'''
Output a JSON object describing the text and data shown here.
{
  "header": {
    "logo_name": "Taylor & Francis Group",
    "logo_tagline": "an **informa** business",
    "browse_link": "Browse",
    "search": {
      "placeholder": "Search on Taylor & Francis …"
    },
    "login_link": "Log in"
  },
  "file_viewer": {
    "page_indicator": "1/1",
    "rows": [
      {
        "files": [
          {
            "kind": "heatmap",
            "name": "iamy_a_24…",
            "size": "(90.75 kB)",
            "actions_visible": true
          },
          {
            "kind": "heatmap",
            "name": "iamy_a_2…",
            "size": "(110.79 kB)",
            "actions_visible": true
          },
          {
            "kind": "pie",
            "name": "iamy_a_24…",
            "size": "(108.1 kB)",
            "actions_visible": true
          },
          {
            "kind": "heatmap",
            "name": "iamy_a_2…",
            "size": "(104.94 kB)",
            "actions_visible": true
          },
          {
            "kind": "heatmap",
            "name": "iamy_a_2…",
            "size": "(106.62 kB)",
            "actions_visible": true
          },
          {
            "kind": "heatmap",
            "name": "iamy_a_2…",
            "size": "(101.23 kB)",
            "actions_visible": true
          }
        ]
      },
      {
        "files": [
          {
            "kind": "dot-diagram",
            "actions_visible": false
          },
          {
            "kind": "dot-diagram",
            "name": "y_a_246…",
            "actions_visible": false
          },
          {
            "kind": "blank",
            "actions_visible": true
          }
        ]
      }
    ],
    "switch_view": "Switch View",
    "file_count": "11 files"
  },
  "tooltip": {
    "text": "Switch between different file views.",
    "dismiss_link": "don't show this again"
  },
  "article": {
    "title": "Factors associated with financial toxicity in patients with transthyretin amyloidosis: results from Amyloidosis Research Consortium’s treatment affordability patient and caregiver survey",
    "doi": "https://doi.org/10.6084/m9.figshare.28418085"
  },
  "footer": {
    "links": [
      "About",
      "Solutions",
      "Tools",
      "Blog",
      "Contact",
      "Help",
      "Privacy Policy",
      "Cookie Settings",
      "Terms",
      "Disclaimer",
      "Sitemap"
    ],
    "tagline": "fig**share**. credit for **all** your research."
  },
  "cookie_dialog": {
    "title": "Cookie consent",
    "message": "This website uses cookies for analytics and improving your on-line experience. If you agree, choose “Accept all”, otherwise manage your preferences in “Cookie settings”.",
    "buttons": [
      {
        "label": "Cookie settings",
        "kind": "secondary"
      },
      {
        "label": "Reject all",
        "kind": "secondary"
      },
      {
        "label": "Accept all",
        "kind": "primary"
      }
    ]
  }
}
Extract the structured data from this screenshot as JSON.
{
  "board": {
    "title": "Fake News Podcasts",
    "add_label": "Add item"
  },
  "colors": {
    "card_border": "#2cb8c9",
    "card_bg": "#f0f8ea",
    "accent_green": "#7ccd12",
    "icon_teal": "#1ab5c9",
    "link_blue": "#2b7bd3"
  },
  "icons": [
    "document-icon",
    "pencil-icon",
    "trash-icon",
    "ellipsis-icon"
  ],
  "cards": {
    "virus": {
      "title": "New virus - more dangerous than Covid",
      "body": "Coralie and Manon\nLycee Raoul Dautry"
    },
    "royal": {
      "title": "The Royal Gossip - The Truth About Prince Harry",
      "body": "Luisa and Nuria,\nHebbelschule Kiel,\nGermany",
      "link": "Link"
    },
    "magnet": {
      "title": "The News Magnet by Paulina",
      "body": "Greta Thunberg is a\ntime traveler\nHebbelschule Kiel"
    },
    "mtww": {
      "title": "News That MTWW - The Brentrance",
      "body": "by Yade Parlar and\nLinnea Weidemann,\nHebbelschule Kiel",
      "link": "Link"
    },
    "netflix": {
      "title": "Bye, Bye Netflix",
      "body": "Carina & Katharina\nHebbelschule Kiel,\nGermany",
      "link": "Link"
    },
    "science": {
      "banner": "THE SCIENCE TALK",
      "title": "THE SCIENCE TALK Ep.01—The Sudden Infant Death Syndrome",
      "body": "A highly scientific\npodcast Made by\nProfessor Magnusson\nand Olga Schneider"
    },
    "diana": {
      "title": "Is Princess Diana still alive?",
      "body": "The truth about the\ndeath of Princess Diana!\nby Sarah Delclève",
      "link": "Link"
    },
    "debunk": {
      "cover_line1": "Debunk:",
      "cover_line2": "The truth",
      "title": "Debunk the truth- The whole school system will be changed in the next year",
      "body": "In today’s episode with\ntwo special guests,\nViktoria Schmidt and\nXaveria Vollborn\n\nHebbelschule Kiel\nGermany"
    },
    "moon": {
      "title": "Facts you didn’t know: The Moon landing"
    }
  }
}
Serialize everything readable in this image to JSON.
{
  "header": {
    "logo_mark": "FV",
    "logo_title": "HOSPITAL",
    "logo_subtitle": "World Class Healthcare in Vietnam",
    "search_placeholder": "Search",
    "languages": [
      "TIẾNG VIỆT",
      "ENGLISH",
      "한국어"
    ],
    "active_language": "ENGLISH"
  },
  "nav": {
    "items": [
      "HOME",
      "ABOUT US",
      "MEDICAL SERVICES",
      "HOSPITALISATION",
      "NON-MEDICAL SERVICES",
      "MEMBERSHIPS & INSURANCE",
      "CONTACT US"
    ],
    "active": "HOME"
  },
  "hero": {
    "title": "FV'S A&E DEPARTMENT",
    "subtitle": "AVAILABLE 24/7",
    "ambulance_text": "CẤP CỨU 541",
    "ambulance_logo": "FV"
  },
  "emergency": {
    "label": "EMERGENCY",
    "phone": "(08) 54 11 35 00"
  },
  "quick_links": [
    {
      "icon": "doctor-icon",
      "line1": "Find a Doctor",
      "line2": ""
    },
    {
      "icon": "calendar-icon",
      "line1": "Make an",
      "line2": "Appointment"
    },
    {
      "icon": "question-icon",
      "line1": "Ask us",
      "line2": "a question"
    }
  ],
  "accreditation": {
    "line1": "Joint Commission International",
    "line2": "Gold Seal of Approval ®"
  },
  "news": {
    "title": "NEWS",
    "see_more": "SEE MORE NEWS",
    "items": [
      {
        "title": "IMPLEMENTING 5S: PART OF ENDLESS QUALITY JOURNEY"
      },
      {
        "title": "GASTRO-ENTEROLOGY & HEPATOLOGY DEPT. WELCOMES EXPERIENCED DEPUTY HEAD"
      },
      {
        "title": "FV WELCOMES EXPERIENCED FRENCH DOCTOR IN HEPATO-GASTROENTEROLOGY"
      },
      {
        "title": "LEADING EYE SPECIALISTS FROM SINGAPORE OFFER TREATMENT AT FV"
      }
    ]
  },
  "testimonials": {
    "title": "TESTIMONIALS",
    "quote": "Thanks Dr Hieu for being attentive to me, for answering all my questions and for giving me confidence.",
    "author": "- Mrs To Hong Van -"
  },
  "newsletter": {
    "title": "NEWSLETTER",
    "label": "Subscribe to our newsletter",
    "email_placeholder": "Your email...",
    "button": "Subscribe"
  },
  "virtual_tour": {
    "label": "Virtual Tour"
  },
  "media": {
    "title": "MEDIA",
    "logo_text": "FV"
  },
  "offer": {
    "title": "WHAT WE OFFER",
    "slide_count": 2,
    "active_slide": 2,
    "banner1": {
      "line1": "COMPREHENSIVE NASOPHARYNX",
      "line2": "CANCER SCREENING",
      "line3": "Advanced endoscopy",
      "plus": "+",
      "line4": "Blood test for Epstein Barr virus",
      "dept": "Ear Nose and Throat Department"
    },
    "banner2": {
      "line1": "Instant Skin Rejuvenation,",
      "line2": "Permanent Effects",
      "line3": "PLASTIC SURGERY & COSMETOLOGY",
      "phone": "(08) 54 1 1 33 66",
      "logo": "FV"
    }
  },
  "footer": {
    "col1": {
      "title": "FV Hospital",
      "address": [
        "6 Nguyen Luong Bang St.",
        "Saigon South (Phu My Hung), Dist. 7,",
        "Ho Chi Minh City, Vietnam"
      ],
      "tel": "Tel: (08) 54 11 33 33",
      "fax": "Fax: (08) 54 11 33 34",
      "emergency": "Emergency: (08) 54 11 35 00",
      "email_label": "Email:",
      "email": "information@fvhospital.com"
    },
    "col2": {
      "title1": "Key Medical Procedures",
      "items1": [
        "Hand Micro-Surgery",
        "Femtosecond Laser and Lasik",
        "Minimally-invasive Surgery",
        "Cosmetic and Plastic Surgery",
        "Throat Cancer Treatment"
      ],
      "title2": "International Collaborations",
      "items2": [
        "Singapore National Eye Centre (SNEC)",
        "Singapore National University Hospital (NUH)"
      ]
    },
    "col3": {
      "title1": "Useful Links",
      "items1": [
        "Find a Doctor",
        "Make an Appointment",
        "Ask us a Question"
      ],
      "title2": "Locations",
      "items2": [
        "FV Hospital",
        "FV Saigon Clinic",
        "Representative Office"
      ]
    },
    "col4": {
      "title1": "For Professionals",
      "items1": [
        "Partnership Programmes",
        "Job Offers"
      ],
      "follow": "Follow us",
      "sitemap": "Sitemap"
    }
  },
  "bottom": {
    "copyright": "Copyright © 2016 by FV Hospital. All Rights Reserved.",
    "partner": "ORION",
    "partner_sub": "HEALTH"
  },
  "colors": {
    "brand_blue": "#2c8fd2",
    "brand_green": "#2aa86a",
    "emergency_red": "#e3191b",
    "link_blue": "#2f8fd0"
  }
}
'''
Exercise description: Return the number of lines in the material holding the string "nGermany", and no other text.

Answer below: 3